→ Problem details
From the entries below, copy every line where the string "Oceania" appears.

→ Recorded information
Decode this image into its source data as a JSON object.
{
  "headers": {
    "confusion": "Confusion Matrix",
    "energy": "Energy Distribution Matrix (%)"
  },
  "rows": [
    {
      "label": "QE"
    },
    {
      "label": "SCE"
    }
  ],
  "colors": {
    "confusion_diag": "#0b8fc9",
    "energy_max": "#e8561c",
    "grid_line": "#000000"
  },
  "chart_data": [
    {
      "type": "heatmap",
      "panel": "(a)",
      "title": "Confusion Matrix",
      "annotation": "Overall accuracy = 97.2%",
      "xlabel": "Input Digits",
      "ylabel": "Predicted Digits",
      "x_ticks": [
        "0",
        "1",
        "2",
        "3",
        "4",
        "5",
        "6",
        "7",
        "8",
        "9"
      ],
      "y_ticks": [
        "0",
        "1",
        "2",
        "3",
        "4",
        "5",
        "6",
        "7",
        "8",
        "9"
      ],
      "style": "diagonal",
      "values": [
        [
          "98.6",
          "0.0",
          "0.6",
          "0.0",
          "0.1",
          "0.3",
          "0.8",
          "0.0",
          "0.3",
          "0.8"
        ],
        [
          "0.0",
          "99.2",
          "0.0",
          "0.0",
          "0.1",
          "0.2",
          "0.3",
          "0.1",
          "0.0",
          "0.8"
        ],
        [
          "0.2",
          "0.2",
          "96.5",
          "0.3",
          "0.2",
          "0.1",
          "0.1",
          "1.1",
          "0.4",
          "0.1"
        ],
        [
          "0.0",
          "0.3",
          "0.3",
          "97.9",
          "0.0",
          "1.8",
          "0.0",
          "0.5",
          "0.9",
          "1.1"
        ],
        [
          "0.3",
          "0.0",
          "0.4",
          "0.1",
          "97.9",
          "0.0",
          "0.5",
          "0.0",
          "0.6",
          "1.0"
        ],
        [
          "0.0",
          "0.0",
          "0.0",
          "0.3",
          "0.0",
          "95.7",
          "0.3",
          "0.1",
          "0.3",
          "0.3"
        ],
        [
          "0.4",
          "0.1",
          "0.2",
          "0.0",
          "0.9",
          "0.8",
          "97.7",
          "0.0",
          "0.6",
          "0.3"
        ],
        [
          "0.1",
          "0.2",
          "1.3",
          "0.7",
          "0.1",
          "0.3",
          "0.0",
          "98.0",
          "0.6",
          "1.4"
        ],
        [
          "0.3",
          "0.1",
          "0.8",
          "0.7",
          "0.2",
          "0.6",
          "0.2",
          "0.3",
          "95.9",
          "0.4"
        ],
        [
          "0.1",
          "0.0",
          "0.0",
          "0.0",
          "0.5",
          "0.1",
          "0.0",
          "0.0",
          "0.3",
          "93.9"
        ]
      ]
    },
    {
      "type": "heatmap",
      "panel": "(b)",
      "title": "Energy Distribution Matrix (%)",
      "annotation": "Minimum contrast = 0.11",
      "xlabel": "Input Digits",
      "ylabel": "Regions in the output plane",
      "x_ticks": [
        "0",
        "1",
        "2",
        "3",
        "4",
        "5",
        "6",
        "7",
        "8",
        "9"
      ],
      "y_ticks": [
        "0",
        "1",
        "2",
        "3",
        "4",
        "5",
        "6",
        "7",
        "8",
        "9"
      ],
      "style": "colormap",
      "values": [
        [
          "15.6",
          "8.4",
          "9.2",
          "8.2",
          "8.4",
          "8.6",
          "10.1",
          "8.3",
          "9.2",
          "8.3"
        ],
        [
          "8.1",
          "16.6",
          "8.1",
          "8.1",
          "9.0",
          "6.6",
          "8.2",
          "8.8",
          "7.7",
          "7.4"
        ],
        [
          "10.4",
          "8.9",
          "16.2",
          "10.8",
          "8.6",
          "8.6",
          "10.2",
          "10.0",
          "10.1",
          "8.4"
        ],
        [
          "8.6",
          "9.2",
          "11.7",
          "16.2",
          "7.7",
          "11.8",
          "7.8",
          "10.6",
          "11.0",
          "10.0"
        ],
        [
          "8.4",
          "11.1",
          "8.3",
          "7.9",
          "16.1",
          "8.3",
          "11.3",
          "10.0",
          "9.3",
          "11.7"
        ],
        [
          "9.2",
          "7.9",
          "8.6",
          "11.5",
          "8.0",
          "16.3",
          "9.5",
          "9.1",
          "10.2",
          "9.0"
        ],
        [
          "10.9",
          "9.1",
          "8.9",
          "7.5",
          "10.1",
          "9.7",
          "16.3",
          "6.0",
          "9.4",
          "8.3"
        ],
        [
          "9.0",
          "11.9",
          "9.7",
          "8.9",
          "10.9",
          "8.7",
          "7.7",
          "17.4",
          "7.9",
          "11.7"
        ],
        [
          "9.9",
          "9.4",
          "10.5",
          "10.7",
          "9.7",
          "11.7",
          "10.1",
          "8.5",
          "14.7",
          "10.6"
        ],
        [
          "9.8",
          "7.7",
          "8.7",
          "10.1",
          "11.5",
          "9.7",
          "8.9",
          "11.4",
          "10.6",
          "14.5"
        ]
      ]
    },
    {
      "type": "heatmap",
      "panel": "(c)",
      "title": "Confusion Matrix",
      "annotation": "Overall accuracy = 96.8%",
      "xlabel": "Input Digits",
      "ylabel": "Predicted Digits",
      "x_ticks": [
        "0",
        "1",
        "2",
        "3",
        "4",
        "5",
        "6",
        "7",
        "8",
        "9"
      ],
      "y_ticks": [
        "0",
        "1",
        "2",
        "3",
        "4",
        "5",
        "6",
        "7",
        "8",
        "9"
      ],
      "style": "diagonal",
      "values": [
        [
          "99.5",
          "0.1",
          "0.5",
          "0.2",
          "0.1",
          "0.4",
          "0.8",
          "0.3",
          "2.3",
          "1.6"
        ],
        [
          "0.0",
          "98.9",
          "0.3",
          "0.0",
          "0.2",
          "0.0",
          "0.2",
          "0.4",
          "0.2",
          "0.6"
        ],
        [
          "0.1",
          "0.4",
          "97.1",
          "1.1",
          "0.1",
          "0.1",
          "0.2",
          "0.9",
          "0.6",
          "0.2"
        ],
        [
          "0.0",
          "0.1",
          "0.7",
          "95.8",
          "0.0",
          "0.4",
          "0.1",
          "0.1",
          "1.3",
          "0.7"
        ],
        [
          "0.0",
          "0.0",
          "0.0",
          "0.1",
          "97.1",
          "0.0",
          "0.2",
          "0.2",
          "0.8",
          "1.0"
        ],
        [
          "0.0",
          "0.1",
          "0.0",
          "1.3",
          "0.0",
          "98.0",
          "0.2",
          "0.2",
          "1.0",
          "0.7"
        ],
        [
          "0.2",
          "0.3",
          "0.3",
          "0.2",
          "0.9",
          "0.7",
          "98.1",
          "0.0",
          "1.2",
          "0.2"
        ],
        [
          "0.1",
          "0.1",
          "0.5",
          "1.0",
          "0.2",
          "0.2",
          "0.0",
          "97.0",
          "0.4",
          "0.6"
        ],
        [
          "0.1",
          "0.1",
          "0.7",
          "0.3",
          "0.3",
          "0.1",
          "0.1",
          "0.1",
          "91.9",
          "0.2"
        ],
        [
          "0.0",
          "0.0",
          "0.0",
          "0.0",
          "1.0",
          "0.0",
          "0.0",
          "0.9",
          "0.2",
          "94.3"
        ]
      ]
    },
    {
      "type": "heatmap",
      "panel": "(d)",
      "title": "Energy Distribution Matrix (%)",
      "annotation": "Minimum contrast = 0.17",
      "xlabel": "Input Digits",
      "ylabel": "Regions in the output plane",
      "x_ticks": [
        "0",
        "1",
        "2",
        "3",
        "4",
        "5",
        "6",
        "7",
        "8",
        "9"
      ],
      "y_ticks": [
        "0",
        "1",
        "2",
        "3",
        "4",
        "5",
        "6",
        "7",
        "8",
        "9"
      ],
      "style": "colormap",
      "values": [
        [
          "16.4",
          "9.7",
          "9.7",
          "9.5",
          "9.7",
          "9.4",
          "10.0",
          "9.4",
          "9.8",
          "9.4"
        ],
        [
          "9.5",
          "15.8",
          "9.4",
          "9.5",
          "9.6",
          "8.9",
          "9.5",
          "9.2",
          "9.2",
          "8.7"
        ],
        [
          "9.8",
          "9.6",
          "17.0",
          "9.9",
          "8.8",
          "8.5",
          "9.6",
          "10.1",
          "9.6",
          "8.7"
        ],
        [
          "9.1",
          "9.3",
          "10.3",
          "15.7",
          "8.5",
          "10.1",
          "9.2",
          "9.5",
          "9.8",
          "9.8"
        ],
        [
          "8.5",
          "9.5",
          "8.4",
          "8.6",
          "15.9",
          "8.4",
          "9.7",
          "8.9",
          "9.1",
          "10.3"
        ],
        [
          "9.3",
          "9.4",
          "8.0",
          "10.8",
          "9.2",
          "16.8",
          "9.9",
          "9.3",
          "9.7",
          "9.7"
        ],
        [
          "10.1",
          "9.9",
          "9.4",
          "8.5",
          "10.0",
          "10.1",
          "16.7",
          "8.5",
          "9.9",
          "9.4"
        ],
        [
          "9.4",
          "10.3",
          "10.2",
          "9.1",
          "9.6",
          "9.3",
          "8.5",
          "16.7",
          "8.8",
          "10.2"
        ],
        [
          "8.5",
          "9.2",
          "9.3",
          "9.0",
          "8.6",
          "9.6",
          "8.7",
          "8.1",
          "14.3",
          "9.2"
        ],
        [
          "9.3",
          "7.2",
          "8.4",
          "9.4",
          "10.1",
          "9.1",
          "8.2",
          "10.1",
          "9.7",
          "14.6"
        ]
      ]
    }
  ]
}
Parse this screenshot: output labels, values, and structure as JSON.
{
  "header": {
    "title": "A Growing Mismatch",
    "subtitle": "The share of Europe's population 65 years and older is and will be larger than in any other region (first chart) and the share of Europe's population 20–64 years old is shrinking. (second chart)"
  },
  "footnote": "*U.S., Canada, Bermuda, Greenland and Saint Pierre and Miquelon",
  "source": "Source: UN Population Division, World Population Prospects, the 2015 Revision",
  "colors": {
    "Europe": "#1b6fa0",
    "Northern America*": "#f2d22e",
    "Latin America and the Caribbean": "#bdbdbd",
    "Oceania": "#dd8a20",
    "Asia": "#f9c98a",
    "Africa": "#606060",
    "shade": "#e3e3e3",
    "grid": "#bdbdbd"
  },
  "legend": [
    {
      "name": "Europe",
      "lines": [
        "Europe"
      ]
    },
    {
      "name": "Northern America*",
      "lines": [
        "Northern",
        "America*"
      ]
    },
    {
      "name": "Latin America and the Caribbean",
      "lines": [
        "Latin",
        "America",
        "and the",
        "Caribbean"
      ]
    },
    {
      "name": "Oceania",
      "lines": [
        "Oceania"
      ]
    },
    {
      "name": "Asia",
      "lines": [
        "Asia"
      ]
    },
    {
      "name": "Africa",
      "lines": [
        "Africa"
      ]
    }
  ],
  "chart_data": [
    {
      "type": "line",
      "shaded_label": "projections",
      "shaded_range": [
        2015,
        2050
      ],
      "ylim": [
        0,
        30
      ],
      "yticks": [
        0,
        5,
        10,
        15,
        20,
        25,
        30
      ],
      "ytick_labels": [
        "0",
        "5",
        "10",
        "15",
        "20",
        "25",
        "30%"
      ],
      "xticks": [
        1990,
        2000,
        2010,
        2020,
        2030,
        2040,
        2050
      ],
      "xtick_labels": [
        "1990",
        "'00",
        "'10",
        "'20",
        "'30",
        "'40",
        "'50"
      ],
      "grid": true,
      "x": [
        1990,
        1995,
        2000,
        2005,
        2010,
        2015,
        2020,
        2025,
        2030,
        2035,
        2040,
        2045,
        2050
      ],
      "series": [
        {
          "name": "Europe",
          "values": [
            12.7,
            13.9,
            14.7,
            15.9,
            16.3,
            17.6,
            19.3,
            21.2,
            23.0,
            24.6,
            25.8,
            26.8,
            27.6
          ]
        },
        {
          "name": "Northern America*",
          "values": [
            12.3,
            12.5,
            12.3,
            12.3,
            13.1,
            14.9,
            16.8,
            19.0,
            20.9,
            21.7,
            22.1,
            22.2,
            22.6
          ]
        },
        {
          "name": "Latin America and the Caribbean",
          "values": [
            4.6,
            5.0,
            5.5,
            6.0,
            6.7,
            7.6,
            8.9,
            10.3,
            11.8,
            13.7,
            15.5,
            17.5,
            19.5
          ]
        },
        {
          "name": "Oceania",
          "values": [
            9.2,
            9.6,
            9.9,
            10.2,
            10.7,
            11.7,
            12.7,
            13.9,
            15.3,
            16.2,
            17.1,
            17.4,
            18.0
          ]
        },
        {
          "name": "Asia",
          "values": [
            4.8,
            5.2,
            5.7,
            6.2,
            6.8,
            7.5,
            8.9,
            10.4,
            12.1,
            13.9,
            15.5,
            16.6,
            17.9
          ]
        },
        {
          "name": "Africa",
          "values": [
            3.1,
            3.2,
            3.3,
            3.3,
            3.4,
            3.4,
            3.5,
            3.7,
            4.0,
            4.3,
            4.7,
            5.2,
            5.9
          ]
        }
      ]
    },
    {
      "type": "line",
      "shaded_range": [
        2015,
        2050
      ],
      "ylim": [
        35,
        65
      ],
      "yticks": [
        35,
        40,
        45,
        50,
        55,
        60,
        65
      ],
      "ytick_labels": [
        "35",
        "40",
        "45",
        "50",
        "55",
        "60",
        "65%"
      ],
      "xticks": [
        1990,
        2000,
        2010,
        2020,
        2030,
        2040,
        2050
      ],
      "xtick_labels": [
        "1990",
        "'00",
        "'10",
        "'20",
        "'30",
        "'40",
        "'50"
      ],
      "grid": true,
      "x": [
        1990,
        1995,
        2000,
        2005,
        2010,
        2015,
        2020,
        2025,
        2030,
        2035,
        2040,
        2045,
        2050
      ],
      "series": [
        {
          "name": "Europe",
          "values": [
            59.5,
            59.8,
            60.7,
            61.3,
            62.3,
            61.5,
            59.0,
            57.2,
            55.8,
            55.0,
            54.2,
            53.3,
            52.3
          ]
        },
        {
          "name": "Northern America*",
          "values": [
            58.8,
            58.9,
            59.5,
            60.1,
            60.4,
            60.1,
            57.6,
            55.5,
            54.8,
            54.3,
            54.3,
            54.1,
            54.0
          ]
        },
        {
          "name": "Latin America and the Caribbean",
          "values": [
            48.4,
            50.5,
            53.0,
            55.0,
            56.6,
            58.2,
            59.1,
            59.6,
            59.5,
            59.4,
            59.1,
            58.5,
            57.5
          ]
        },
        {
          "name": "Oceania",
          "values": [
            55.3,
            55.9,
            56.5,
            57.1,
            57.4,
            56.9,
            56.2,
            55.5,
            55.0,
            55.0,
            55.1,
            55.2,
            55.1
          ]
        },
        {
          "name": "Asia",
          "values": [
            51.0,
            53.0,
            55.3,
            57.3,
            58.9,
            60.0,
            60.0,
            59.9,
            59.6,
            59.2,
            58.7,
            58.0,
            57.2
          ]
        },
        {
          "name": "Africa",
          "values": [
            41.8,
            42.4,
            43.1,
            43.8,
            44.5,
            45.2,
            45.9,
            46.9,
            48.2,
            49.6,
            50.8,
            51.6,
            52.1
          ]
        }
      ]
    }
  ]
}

→ Task output
    "Oceania": "#dd8a20",
      "name": "Oceania",
        "Oceania"
          "name": "Oceania",
          "name": "Oceania",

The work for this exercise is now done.